Reproduce the complete listing without any deviation.
— BEGIN —
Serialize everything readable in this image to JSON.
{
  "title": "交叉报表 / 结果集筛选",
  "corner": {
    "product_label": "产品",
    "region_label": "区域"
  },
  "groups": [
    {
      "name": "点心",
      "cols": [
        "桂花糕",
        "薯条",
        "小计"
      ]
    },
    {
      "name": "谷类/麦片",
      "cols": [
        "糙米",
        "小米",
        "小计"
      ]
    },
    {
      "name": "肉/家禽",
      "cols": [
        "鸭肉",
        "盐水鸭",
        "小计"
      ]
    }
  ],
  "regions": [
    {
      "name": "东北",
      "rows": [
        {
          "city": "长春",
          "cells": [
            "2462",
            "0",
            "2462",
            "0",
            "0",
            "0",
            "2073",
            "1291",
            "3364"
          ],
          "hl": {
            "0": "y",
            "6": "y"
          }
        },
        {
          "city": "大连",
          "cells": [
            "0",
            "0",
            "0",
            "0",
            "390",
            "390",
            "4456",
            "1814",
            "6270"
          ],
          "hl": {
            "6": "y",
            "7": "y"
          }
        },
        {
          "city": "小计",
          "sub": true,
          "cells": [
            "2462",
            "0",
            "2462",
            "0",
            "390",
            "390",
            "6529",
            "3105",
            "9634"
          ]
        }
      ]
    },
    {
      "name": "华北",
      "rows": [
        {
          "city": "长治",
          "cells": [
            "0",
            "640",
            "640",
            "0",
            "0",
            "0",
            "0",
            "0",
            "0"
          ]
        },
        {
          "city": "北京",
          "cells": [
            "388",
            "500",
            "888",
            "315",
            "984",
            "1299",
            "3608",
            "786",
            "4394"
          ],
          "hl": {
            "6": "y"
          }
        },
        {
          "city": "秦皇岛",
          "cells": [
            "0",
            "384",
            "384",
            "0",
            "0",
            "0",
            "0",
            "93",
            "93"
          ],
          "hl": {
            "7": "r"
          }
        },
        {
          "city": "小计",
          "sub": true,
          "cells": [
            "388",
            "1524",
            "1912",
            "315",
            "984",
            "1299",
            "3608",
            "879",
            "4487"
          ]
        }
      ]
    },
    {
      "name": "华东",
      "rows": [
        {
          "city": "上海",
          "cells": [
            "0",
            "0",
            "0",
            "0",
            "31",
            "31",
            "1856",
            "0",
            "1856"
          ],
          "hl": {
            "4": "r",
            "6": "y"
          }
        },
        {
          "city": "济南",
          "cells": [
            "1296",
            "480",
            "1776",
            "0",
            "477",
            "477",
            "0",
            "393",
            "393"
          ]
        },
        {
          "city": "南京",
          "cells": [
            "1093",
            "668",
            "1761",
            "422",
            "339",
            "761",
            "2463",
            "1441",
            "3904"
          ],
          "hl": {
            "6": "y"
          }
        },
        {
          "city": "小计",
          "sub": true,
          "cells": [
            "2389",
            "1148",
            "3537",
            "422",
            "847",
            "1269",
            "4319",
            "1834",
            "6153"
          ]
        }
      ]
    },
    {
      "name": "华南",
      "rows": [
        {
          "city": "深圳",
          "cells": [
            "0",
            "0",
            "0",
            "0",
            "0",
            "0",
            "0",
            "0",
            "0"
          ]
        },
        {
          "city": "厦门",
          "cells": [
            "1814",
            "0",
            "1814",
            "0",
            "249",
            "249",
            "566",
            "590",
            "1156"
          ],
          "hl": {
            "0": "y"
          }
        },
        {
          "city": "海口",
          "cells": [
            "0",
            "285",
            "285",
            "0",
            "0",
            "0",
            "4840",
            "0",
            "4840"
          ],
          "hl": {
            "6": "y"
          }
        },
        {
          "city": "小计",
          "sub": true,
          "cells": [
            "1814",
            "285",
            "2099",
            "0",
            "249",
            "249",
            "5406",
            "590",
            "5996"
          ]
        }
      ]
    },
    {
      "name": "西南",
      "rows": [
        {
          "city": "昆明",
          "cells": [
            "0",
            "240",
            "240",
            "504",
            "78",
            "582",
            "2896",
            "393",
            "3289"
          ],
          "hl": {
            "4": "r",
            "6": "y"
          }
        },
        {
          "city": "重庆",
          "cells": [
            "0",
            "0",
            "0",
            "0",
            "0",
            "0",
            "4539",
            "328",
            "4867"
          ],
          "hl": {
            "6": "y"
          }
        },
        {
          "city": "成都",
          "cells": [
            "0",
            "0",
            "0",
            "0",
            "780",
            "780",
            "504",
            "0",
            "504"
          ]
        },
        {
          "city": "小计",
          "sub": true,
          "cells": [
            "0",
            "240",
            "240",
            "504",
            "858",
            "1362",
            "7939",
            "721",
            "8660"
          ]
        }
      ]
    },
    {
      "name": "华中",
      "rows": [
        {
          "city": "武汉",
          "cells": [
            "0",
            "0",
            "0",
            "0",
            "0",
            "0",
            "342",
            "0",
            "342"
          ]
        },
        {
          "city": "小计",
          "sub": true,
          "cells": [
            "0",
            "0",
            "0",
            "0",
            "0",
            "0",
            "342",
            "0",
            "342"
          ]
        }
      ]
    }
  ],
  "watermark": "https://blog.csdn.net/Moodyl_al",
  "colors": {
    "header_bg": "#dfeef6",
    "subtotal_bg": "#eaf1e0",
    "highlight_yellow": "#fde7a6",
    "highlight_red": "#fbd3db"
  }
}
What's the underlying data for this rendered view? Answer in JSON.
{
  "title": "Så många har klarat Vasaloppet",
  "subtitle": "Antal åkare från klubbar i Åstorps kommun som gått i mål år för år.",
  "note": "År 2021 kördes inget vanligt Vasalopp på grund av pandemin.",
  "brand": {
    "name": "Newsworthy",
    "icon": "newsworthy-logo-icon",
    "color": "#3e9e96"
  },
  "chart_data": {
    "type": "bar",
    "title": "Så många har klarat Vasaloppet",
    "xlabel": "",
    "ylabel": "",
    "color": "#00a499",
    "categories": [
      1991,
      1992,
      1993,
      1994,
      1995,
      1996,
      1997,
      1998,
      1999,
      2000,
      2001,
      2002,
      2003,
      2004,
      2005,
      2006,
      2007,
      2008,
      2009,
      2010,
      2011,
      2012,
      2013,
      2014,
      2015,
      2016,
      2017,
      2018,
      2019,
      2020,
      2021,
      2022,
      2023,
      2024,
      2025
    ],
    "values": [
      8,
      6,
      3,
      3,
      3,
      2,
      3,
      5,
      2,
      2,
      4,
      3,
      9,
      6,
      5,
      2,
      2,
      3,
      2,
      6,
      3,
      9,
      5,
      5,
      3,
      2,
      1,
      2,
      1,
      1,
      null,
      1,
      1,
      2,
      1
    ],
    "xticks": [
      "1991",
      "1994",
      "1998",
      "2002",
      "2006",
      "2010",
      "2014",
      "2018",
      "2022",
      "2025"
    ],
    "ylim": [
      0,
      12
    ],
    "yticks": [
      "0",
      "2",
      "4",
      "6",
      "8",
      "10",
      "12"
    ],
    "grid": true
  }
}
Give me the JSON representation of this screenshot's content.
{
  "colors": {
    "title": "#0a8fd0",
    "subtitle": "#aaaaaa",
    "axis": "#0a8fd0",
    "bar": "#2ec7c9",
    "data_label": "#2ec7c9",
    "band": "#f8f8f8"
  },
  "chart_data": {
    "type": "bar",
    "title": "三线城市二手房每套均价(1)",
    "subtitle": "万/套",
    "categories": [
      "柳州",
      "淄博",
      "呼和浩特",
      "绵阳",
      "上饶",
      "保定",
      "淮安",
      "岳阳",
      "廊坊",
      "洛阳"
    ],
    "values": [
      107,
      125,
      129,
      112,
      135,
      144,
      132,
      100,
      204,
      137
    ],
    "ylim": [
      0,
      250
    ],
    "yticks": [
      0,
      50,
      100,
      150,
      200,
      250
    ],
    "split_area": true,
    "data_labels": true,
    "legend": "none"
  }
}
— END —
▶ _Expected answer_:
Serialize everything readable in this image to JSON.
{
  "title": "交叉报表 / 结果集筛选",
  "corner": {
    "product_label": "产品",
    "region_label": "区域"
  },
  "groups": [
    {
      "name": "点心",
      "cols": [
        "桂花糕",
        "薯条",
        "小计"
      ]
    },
    {
      "name": "谷类/麦片",
      "cols": [
        "糙米",
        "小米",
        "小计"
      ]
    },
    {
      "name": "肉/家禽",
      "cols": [
        "鸭肉",
        "盐水鸭",
        "小计"
      ]
    }
  ],
  "regions": [
    {
      "name": "东北",
      "rows": [
        {
          "city": "长春",
          "cells": [
            "2462",
            "0",
            "2462",
            "0",
            "0",
            "0",
            "2073",
            "1291",
            "3364"
          ],
          "hl": {
            "0": "y",
            "6": "y"
          }
        },
        {
          "city": "大连",
          "cells": [
            "0",
            "0",
            "0",
            "0",
            "390",
            "390",
            "4456",
            "1814",
            "6270"
          ],
          "hl": {
            "6": "y",
            "7": "y"
          }
        },
        {
          "city": "小计",
          "sub": true,
          "cells": [
            "2462",
            "0",
            "2462",
            "0",
            "390",
            "390",
            "6529",
            "3105",
            "9634"
          ]
        }
      ]
    },
    {
      "name": "华北",
      "rows": [
        {
          "city": "长治",
          "cells": [
            "0",
            "640",
            "640",
            "0",
            "0",
            "0",
            "0",
            "0",
            "0"
          ]
        },
        {
          "city": "北京",
          "cells": [
            "388",
            "500",
            "888",
            "315",
            "984",
            "1299",
            "3608",
            "786",
            "4394"
          ],
          "hl": {
            "6": "y"
          }
        },
        {
          "city": "秦皇岛",
          "cells": [
            "0",
            "384",
            "384",
            "0",
            "0",
            "0",
            "0",
            "93",
            "93"
          ],
          "hl": {
            "7": "r"
          }
        },
        {
          "city": "小计",
          "sub": true,
          "cells": [
            "388",
            "1524",
            "1912",
            "315",
            "984",
            "1299",
            "3608",
            "879",
            "4487"
          ]
        }
      ]
    },
    {
      "name": "华东",
      "rows": [
        {
          "city": "上海",
          "cells": [
            "0",
            "0",
            "0",
            "0",
            "31",
            "31",
            "1856",
            "0",
            "1856"
          ],
          "hl": {
            "4": "r",
            "6": "y"
          }
        },
        {
          "city": "济南",
          "cells": [
            "1296",
            "480",
            "1776",
            "0",
            "477",
            "477",
            "0",
            "393",
            "393"
          ]
        },
        {
          "city": "南京",
          "cells": [
            "1093",
            "668",
            "1761",
            "422",
            "339",
            "761",
            "2463",
            "1441",
            "3904"
          ],
          "hl": {
            "6": "y"
          }
        },
        {
          "city": "小计",
          "sub": true,
          "cells": [
            "2389",
            "1148",
            "3537",
            "422",
            "847",
            "1269",
            "4319",
            "1834",
            "6153"
          ]
        }
      ]
    },
    {
      "name": "华南",
      "rows": [
        {
          "city": "深圳",
          "cells": [
            "0",
            "0",
            "0",
            "0",
            "0",
            "0",
            "0",
            "0",
            "0"
          ]
        },
        {
          "city": "厦门",
          "cells": [
            "1814",
            "0",
            "1814",
            "0",
            "249",
            "249",
            "566",
            "590",
            "1156"
          ],
          "hl": {
            "0": "y"
          }
        },
        {
          "city": "海口",
          "cells": [
            "0",
            "285",
            "285",
            "0",
            "0",
            "0",
            "4840",
            "0",
            "4840"
          ],
          "hl": {
            "6": "y"
          }
        },
        {
          "city": "小计",
          "sub": true,
          "cells": [
            "1814",
            "285",
            "2099",
            "0",
            "249",
            "249",
            "5406",
            "590",
            "5996"
          ]
        }
      ]
    },
    {
      "name": "西南",
      "rows": [
        {
          "city": "昆明",
          "cells": [
            "0",
            "240",
            "240",
            "504",
            "78",
            "582",
            "2896",
            "393",
            "3289"
          ],
          "hl": {
            "4": "r",
            "6": "y"
          }
        },
        {
          "city": "重庆",
          "cells": [
            "0",
            "0",
            "0",
            "0",
            "0",
            "0",
            "4539",
            "328",
            "4867"
          ],
          "hl": {
            "6": "y"
          }
        },
        {
          "city": "成都",
          "cells": [
            "0",
            "0",
            "0",
            "0",
            "780",
            "780",
            "504",
            "0",
            "504"
          ]
        },
        {
          "city": "小计",
          "sub": true,
          "cells": [
            "0",
            "240",
            "240",
            "504",
            "858",
            "1362",
            "7939",
            "721",
            "8660"
          ]
        }
      ]
    },
    {
      "name": "华中",
      "rows": [
        {
          "city": "武汉",
          "cells": [
            "0",
            "0",
            "0",
            "0",
            "0",
            "0",
            "342",
            "0",
            "342"
          ]
        },
        {
          "city": "小计",
          "sub": true,
          "cells": [
            "0",
            "0",
            "0",
            "0",
            "0",
            "0",
            "342",
            "0",
            "342"
          ]
        }
      ]
    }
  ],
  "watermark": "https://blog.csdn.net/Moodyl_al",
  "colors": {
    "header_bg": "#dfeef6",
    "subtotal_bg": "#eaf1e0",
    "highlight_yellow": "#fde7a6",
    "highlight_red": "#fbd3db"
  }
}
What's the underlying data for this rendered view? Answer in JSON.
{
  "title": "Så många har klarat Vasaloppet",
  "subtitle": "Antal åkare från klubbar i Åstorps kommun som gått i mål år för år.",
  "note": "År 2021 kördes inget vanligt Vasalopp på grund av pandemin.",
  "brand": {
    "name": "Newsworthy",
    "icon": "newsworthy-logo-icon",
    "color": "#3e9e96"
  },
  "chart_data": {
    "type": "bar",
    "title": "Så många har klarat Vasaloppet",
    "xlabel": "",
    "ylabel": "",
    "color": "#00a499",
    "categories": [
      1991,
      1992,
      1993,
      1994,
      1995,
      1996,
      1997,
      1998,
      1999,
      2000,
      2001,
      2002,
      2003,
      2004,
      2005,
      2006,
      2007,
      2008,
      2009,
      2010,
      2011,
      2012,
      2013,
      2014,
      2015,
      2016,
      2017,
      2018,
      2019,
      2020,
      2021,
      2022,
      2023,
      2024,
      2025
    ],
    "values": [
      8,
      6,
      3,
      3,
      3,
      2,
      3,
      5,
      2,
      2,
      4,
      3,
      9,
      6,
      5,
      2,
      2,
      3,
      2,
      6,
      3,
      9,
      5,
      5,
      3,
      2,
      1,
      2,
      1,
      1,
      null,
      1,
      1,
      2,
      1
    ],
    "xticks": [
      "1991",
      "1994",
      "1998",
      "2002",
      "2006",
      "2010",
      "2014",
      "2018",
      "2022",
      "2025"
    ],
    "ylim": [
      0,
      12
    ],
    "yticks": [
      "0",
      "2",
      "4",
      "6",
      "8",
      "10",
      "12"
    ],
    "grid": true
  }
}
Give me the JSON representation of this screenshot's content.
{
  "colors": {
    "title": "#0a8fd0",
    "subtitle": "#aaaaaa",
    "axis": "#0a8fd0",
    "bar": "#2ec7c9",
    "data_label": "#2ec7c9",
    "band": "#f8f8f8"
  },
  "chart_data": {
    "type": "bar",
    "title": "三线城市二手房每套均价(1)",
    "subtitle": "万/套",
    "categories": [
      "柳州",
      "淄博",
      "呼和浩特",
      "绵阳",
      "上饶",
      "保定",
      "淮安",
      "岳阳",
      "廊坊",
      "洛阳"
    ],
    "values": [
      107,
      125,
      129,
      112,
      135,
      144,
      132,
      100,
      204,
      137
    ],
    "ylim": [
      0,
      250
    ],
    "yticks": [
      0,
      50,
      100,
      150,
      200,
      250
    ],
    "split_area": true,
    "data_labels": true,
    "legend": "none"
  }
}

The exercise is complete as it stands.